#### [PROBLEM]
Could you copy every line from the material below in which "each" appears?

#### [RECORDED DATA]
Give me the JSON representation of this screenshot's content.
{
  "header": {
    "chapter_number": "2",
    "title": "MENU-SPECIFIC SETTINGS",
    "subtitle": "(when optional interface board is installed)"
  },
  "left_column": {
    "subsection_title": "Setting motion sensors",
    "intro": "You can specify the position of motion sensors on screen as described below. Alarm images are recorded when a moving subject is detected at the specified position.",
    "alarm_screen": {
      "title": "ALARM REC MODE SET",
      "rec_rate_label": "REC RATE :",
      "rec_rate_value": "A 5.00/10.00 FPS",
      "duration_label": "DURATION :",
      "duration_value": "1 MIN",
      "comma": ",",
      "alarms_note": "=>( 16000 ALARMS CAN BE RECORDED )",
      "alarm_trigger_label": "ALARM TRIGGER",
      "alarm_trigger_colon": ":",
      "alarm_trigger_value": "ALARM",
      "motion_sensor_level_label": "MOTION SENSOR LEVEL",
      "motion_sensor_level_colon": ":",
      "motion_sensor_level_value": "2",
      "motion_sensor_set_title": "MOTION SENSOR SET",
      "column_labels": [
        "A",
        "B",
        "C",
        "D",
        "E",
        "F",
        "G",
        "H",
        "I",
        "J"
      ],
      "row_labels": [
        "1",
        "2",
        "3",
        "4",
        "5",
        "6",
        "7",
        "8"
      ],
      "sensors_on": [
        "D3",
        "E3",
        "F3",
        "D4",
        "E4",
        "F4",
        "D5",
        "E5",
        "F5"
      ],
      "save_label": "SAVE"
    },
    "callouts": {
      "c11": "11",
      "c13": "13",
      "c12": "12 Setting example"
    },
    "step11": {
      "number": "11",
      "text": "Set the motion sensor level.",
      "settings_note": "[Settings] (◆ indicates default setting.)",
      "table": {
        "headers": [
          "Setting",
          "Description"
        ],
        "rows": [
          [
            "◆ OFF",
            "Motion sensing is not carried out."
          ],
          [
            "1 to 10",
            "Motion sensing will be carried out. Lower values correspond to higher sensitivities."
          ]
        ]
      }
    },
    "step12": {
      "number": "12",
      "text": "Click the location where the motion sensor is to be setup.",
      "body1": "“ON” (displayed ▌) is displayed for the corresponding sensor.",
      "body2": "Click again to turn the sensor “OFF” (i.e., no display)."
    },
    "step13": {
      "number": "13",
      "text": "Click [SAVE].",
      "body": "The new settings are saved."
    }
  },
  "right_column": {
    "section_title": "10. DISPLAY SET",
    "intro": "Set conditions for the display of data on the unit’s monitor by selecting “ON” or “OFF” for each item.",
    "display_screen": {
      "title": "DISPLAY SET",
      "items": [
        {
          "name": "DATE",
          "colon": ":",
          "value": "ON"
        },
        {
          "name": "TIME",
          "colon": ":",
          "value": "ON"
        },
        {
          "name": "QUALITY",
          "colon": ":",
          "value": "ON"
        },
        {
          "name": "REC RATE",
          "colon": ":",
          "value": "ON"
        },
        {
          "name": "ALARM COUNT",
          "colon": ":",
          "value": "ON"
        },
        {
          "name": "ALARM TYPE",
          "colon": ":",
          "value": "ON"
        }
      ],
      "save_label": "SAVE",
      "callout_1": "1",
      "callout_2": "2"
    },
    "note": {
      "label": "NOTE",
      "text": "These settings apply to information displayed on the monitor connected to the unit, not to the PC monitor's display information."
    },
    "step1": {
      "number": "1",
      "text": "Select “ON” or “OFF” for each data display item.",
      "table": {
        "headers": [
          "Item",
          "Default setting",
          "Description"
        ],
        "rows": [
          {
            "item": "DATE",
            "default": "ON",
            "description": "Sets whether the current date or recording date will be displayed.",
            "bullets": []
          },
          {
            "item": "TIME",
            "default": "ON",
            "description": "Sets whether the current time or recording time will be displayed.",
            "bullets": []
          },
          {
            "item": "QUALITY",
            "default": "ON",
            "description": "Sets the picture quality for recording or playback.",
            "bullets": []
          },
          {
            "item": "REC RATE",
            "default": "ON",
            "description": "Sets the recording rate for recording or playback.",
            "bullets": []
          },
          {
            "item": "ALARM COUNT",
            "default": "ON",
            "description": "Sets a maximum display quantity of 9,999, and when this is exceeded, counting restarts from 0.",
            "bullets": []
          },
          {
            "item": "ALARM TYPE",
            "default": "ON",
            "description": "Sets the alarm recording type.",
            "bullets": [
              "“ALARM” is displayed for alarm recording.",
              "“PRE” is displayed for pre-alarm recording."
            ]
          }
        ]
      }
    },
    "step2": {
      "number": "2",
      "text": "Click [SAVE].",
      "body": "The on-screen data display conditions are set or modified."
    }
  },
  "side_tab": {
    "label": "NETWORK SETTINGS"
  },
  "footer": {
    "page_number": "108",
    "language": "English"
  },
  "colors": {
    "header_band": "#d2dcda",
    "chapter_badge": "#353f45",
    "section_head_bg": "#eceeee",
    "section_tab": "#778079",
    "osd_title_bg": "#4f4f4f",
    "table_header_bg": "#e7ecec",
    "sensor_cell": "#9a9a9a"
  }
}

#### [WRITTEN SOLUTION]
    "intro": "Set conditions for the display of data on the unit’s monitor by selecting “ON” or “OFF” for each item.",
      "text": "Select “ON” or “OFF” for each data display item.",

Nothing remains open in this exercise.